What the task asks → Give back the entire listing verbatim.

Dataset entries →
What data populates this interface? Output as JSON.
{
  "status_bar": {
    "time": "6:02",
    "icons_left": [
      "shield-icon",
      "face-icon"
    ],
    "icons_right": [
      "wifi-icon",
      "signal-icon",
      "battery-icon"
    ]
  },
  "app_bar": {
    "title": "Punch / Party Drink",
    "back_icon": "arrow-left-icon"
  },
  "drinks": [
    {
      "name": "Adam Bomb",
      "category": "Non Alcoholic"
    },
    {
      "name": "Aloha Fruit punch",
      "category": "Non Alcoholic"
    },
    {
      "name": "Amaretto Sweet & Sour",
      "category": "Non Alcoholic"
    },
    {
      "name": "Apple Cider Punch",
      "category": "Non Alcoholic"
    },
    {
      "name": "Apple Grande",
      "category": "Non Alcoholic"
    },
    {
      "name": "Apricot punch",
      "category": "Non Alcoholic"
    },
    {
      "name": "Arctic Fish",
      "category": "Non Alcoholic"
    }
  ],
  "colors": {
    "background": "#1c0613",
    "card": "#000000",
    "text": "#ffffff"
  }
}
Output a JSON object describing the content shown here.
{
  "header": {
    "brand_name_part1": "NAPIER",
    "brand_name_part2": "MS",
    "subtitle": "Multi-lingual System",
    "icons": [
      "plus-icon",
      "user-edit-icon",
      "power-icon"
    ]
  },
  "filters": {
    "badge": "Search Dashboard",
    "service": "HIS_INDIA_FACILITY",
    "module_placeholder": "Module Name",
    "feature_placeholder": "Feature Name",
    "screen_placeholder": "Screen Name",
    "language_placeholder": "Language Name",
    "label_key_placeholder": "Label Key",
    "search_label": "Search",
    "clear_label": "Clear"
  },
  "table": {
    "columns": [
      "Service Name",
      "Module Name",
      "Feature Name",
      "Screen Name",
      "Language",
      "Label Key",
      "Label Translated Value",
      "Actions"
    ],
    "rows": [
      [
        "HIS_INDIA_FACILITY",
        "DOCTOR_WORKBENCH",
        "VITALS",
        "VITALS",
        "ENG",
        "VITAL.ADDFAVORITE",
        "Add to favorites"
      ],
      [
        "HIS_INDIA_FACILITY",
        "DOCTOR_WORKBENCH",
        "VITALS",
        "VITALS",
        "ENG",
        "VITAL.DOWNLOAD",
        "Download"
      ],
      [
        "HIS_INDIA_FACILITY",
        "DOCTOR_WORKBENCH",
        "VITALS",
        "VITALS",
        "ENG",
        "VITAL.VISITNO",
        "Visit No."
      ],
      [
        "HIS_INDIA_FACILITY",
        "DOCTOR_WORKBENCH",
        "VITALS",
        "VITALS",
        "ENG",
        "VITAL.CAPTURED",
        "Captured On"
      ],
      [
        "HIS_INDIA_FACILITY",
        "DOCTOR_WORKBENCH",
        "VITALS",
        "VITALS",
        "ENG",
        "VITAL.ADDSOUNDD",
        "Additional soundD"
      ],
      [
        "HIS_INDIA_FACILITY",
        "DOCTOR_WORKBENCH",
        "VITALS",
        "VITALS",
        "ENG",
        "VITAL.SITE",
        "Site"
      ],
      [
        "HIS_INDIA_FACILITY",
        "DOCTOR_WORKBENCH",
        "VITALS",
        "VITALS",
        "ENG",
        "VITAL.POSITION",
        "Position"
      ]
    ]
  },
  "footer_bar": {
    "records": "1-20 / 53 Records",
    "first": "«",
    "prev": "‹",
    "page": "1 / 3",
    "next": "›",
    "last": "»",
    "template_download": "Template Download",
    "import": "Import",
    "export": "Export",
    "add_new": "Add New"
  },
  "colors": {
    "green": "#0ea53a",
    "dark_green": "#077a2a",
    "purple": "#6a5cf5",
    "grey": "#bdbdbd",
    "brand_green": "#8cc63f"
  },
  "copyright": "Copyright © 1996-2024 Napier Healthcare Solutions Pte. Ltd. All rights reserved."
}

Solution to the exercise →
What data populates this interface? Output as JSON.
{
  "status_bar": {
    "time": "6:02",
    "icons_left": [
      "shield-icon",
      "face-icon"
    ],
    "icons_right": [
      "wifi-icon",
      "signal-icon",
      "battery-icon"
    ]
  },
  "app_bar": {
    "title": "Punch / Party Drink",
    "back_icon": "arrow-left-icon"
  },
  "drinks": [
    {
      "name": "Adam Bomb",
      "category": "Non Alcoholic"
    },
    {
      "name": "Aloha Fruit punch",
      "category": "Non Alcoholic"
    },
    {
      "name": "Amaretto Sweet & Sour",
      "category": "Non Alcoholic"
    },
    {
      "name": "Apple Cider Punch",
      "category": "Non Alcoholic"
    },
    {
      "name": "Apple Grande",
      "category": "Non Alcoholic"
    },
    {
      "name": "Apricot punch",
      "category": "Non Alcoholic"
    },
    {
      "name": "Arctic Fish",
      "category": "Non Alcoholic"
    }
  ],
  "colors": {
    "background": "#1c0613",
    "card": "#000000",
    "text": "#ffffff"
  }
}
Output a JSON object describing the content shown here.
{
  "header": {
    "brand_name_part1": "NAPIER",
    "brand_name_part2": "MS",
    "subtitle": "Multi-lingual System",
    "icons": [
      "plus-icon",
      "user-edit-icon",
      "power-icon"
    ]
  },
  "filters": {
    "badge": "Search Dashboard",
    "service": "HIS_INDIA_FACILITY",
    "module_placeholder": "Module Name",
    "feature_placeholder": "Feature Name",
    "screen_placeholder": "Screen Name",
    "language_placeholder": "Language Name",
    "label_key_placeholder": "Label Key",
    "search_label": "Search",
    "clear_label": "Clear"
  },
  "table": {
    "columns": [
      "Service Name",
      "Module Name",
      "Feature Name",
      "Screen Name",
      "Language",
      "Label Key",
      "Label Translated Value",
      "Actions"
    ],
    "rows": [
      [
        "HIS_INDIA_FACILITY",
        "DOCTOR_WORKBENCH",
        "VITALS",
        "VITALS",
        "ENG",
        "VITAL.ADDFAVORITE",
        "Add to favorites"
      ],
      [
        "HIS_INDIA_FACILITY",
        "DOCTOR_WORKBENCH",
        "VITALS",
        "VITALS",
        "ENG",
        "VITAL.DOWNLOAD",
        "Download"
      ],
      [
        "HIS_INDIA_FACILITY",
        "DOCTOR_WORKBENCH",
        "VITALS",
        "VITALS",
        "ENG",
        "VITAL.VISITNO",
        "Visit No."
      ],
      [
        "HIS_INDIA_FACILITY",
        "DOCTOR_WORKBENCH",
        "VITALS",
        "VITALS",
        "ENG",
        "VITAL.CAPTURED",
        "Captured On"
      ],
      [
        "HIS_INDIA_FACILITY",
        "DOCTOR_WORKBENCH",
        "VITALS",
        "VITALS",
        "ENG",
        "VITAL.ADDSOUNDD",
        "Additional soundD"
      ],
      [
        "HIS_INDIA_FACILITY",
        "DOCTOR_WORKBENCH",
        "VITALS",
        "VITALS",
        "ENG",
        "VITAL.SITE",
        "Site"
      ],
      [
        "HIS_INDIA_FACILITY",
        "DOCTOR_WORKBENCH",
        "VITALS",
        "VITALS",
        "ENG",
        "VITAL.POSITION",
        "Position"
      ]
    ]
  },
  "footer_bar": {
    "records": "1-20 / 53 Records",
    "first": "«",
    "prev": "‹",
    "page": "1 / 3",
    "next": "›",
    "last": "»",
    "template_download": "Template Download",
    "import": "Import",
    "export": "Export",
    "add_new": "Add New"
  },
  "colors": {
    "green": "#0ea53a",
    "dark_green": "#077a2a",
    "purple": "#6a5cf5",
    "grey": "#bdbdbd",
    "brand_green": "#8cc63f"
  },
  "copyright": "Copyright © 1996-2024 Napier Healthcare Solutions Pte. Ltd. All rights reserved."
}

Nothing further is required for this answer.